● **DATA FOR THE TASK**
begin
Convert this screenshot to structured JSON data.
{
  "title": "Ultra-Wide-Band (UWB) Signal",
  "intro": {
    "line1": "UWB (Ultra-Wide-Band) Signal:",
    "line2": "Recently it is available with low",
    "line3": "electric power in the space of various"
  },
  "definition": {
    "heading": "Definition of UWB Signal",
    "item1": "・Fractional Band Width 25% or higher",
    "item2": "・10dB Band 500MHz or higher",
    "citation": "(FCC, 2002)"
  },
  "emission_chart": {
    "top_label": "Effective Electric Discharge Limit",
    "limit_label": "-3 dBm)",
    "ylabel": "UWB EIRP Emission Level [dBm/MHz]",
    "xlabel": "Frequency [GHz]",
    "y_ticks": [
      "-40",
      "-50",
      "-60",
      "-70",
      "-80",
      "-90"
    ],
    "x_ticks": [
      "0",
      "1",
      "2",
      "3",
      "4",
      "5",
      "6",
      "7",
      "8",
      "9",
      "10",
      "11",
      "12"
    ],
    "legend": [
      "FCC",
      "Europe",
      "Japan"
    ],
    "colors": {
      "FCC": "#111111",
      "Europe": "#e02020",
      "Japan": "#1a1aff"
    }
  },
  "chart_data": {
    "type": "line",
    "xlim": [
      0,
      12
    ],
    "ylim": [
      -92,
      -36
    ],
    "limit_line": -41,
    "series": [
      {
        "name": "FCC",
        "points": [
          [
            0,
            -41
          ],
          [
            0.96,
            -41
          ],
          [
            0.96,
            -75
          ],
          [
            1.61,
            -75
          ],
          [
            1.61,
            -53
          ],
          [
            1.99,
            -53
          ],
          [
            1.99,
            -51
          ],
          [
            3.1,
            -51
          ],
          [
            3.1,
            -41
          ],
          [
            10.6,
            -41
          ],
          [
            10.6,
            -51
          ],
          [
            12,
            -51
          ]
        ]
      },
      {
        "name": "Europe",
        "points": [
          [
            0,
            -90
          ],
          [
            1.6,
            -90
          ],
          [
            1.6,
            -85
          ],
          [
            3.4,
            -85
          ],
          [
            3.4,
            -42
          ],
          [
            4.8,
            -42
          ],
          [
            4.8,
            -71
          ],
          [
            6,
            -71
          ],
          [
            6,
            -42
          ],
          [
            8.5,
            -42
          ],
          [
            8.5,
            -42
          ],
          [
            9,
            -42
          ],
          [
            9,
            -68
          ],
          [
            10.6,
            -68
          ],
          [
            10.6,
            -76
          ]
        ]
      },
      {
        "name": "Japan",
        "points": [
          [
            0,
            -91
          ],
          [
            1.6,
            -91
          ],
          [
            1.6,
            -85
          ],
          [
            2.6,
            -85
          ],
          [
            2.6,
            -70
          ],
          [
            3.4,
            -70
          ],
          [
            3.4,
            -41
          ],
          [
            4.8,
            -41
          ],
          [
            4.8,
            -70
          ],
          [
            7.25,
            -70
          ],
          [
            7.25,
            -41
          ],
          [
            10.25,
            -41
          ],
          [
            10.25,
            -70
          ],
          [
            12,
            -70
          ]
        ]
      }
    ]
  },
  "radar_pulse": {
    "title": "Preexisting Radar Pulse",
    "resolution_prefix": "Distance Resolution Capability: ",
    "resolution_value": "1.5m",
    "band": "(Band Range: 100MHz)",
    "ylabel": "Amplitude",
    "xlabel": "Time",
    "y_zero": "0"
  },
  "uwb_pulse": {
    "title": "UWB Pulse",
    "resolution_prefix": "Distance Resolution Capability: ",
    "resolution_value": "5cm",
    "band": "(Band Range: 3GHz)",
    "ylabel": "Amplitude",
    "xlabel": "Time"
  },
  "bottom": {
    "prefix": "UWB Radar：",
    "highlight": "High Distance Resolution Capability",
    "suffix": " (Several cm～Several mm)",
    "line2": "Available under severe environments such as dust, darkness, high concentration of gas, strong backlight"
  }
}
end
● **GIVEN INSTRUCTION**
Repeat the material in full, exactly as it stands.

● **SOLUTION BELOW**
Convert this screenshot to structured JSON data.
{
  "title": "Ultra-Wide-Band (UWB) Signal",
  "intro": {
    "line1": "UWB (Ultra-Wide-Band) Signal:",
    "line2": "Recently it is available with low",
    "line3": "electric power in the space of various"
  },
  "definition": {
    "heading": "Definition of UWB Signal",
    "item1": "・Fractional Band Width 25% or higher",
    "item2": "・10dB Band 500MHz or higher",
    "citation": "(FCC, 2002)"
  },
  "emission_chart": {
    "top_label": "Effective Electric Discharge Limit",
    "limit_label": "-3 dBm)",
    "ylabel": "UWB EIRP Emission Level [dBm/MHz]",
    "xlabel": "Frequency [GHz]",
    "y_ticks": [
      "-40",
      "-50",
      "-60",
      "-70",
      "-80",
      "-90"
    ],
    "x_ticks": [
      "0",
      "1",
      "2",
      "3",
      "4",
      "5",
      "6",
      "7",
      "8",
      "9",
      "10",
      "11",
      "12"
    ],
    "legend": [
      "FCC",
      "Europe",
      "Japan"
    ],
    "colors": {
      "FCC": "#111111",
      "Europe": "#e02020",
      "Japan": "#1a1aff"
    }
  },
  "chart_data": {
    "type": "line",
    "xlim": [
      0,
      12
    ],
    "ylim": [
      -92,
      -36
    ],
    "limit_line": -41,
    "series": [
      {
        "name": "FCC",
        "points": [
          [
            0,
            -41
          ],
          [
            0.96,
            -41
          ],
          [
            0.96,
            -75
          ],
          [
            1.61,
            -75
          ],
          [
            1.61,
            -53
          ],
          [
            1.99,
            -53
          ],
          [
            1.99,
            -51
          ],
          [
            3.1,
            -51
          ],
          [
            3.1,
            -41
          ],
          [
            10.6,
            -41
          ],
          [
            10.6,
            -51
          ],
          [
            12,
            -51
          ]
        ]
      },
      {
        "name": "Europe",
        "points": [
          [
            0,
            -90
          ],
          [
            1.6,
            -90
          ],
          [
            1.6,
            -85
          ],
          [
            3.4,
            -85
          ],
          [
            3.4,
            -42
          ],
          [
            4.8,
            -42
          ],
          [
            4.8,
            -71
          ],
          [
            6,
            -71
          ],
          [
            6,
            -42
          ],
          [
            8.5,
            -42
          ],
          [
            8.5,
            -42
          ],
          [
            9,
            -42
          ],
          [
            9,
            -68
          ],
          [
            10.6,
            -68
          ],
          [
            10.6,
            -76
          ]
        ]
      },
      {
        "name": "Japan",
        "points": [
          [
            0,
            -91
          ],
          [
            1.6,
            -91
          ],
          [
            1.6,
            -85
          ],
          [
            2.6,
            -85
          ],
          [
            2.6,
            -70
          ],
          [
            3.4,
            -70
          ],
          [
            3.4,
            -41
          ],
          [
            4.8,
            -41
          ],
          [
            4.8,
            -70
          ],
          [
            7.25,
            -70
          ],
          [
            7.25,
            -41
          ],
          [
            10.25,
            -41
          ],
          [
            10.25,
            -70
          ],
          [
            12,
            -70
          ]
        ]
      }
    ]
  },
  "radar_pulse": {
    "title": "Preexisting Radar Pulse",
    "resolution_prefix": "Distance Resolution Capability: ",
    "resolution_value": "1.5m",
    "band": "(Band Range: 100MHz)",
    "ylabel": "Amplitude",
    "xlabel": "Time",
    "y_zero": "0"
  },
  "uwb_pulse": {
    "title": "UWB Pulse",
    "resolution_prefix": "Distance Resolution Capability: ",
    "resolution_value": "5cm",
    "band": "(Band Range: 3GHz)",
    "ylabel": "Amplitude",
    "xlabel": "Time"
  },
  "bottom": {
    "prefix": "UWB Radar：",
    "highlight": "High Distance Resolution Capability",
    "suffix": " (Several cm～Several mm)",
    "line2": "Available under severe environments such as dust, darkness, high concentration of gas, strong backlight"
  }
}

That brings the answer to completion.